[TAREFA PROPOSTA]: Transcreva sem nenhuma alteração o trecho que vai do início das linhas até a linha que contém "apps-grid-icon — [64, 669, 104, 709]", com as duas pontas incluídas.

[SEÇÃO DE DADOS]:
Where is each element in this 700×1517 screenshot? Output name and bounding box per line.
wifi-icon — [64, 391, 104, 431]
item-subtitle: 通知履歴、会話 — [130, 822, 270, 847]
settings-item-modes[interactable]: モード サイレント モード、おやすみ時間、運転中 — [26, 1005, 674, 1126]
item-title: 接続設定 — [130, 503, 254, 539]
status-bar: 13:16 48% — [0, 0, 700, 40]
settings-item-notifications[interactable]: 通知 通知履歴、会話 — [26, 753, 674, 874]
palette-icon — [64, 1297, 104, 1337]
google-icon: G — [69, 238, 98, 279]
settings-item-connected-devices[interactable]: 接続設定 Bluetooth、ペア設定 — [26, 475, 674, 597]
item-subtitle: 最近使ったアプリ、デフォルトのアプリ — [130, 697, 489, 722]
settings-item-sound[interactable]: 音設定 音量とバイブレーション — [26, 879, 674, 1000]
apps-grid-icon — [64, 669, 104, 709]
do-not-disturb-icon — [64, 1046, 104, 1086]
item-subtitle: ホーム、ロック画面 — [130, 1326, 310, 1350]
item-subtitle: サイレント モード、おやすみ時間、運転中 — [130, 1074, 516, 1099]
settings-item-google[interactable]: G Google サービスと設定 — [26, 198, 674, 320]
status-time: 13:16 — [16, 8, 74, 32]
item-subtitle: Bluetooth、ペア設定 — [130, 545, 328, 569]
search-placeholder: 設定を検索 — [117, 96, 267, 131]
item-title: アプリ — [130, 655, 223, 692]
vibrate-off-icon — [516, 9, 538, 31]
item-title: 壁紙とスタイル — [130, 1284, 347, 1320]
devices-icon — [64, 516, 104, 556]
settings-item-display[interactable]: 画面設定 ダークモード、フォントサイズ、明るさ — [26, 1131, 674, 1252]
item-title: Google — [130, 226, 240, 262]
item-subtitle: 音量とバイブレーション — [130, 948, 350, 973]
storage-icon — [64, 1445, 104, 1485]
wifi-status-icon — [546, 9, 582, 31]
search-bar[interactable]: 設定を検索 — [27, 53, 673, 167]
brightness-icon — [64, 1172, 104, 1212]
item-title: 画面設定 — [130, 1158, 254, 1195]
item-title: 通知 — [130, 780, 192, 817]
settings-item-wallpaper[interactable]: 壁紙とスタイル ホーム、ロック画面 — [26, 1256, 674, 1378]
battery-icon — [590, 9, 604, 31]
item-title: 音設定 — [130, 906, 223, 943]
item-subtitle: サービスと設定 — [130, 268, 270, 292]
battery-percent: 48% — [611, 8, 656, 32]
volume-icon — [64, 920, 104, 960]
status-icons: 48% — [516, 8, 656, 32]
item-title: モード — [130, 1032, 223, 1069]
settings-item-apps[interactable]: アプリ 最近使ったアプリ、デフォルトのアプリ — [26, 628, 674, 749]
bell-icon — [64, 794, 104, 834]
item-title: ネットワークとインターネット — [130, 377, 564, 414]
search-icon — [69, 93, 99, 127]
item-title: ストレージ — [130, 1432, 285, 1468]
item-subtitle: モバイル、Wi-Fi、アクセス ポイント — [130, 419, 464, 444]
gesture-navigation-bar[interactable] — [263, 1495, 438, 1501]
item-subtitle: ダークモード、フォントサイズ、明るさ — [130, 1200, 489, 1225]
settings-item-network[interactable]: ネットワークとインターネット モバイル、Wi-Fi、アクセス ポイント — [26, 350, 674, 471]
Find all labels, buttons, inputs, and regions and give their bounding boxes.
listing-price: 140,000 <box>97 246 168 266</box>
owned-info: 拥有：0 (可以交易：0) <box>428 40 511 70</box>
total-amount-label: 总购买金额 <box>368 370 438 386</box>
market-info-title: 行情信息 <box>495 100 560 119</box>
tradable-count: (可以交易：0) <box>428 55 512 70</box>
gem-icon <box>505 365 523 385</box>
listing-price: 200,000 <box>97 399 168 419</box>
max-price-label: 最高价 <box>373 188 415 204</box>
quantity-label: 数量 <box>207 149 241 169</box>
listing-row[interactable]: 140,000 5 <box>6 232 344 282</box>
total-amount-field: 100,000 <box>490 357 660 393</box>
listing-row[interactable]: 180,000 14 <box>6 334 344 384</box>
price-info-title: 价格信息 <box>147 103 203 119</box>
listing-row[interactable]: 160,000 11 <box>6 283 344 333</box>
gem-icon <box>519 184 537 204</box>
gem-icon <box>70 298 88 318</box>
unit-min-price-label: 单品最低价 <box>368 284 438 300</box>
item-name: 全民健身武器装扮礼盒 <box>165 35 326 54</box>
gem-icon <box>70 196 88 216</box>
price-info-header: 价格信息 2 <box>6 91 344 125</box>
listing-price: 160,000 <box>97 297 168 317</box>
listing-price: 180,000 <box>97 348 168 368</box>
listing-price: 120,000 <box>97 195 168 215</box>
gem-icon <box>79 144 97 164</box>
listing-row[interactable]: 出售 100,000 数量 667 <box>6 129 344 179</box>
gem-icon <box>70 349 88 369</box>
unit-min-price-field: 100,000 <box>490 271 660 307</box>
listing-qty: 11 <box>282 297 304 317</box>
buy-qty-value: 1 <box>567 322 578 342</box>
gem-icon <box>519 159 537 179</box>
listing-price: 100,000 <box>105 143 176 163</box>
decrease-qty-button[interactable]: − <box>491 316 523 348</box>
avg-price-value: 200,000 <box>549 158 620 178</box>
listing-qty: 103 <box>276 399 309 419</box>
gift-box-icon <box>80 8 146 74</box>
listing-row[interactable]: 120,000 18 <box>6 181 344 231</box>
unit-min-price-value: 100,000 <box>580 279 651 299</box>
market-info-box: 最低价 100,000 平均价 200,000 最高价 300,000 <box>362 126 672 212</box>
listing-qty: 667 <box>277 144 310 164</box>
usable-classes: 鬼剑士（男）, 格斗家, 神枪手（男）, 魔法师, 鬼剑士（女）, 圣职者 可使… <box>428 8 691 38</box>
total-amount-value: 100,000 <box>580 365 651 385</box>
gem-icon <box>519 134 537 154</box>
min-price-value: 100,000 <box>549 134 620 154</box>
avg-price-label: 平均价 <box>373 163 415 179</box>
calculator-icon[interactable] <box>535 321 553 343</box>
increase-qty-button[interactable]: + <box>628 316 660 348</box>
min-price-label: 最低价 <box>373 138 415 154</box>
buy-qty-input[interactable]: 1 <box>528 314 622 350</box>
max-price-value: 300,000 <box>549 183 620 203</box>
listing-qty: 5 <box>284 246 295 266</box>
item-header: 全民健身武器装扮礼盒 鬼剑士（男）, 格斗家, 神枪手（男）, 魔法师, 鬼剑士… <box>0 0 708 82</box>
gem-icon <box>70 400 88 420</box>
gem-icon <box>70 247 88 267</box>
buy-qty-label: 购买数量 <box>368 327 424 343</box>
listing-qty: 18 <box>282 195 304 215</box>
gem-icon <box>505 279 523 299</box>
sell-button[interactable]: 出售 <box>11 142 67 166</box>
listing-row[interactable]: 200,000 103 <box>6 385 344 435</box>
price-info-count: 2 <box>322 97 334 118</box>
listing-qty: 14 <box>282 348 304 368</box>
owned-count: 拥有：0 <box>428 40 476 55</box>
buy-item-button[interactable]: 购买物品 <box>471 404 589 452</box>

[TAREFA RESOLVIDA]:
Where is each element in this 700×1517 screenshot? Output name and bounding box per line.
wifi-icon — [64, 391, 104, 431]
item-subtitle: 通知履歴、会話 — [130, 822, 270, 847]
settings-item-modes[interactable]: モード サイレント モード、おやすみ時間、運転中 — [26, 1005, 674, 1126]
item-title: 接続設定 — [130, 503, 254, 539]
status-bar: 13:16 48% — [0, 0, 700, 40]
settings-item-notifications[interactable]: 通知 通知履歴、会話 — [26, 753, 674, 874]
palette-icon — [64, 1297, 104, 1337]
google-icon: G — [69, 238, 98, 279]
settings-item-connected-devices[interactable]: 接続設定 Bluetooth、ペア設定 — [26, 475, 674, 597]
item-subtitle: 最近使ったアプリ、デフォルトのアプリ — [130, 697, 489, 722]
settings-item-sound[interactable]: 音設定 音量とバイブレーション — [26, 879, 674, 1000]
apps-grid-icon — [64, 669, 104, 709]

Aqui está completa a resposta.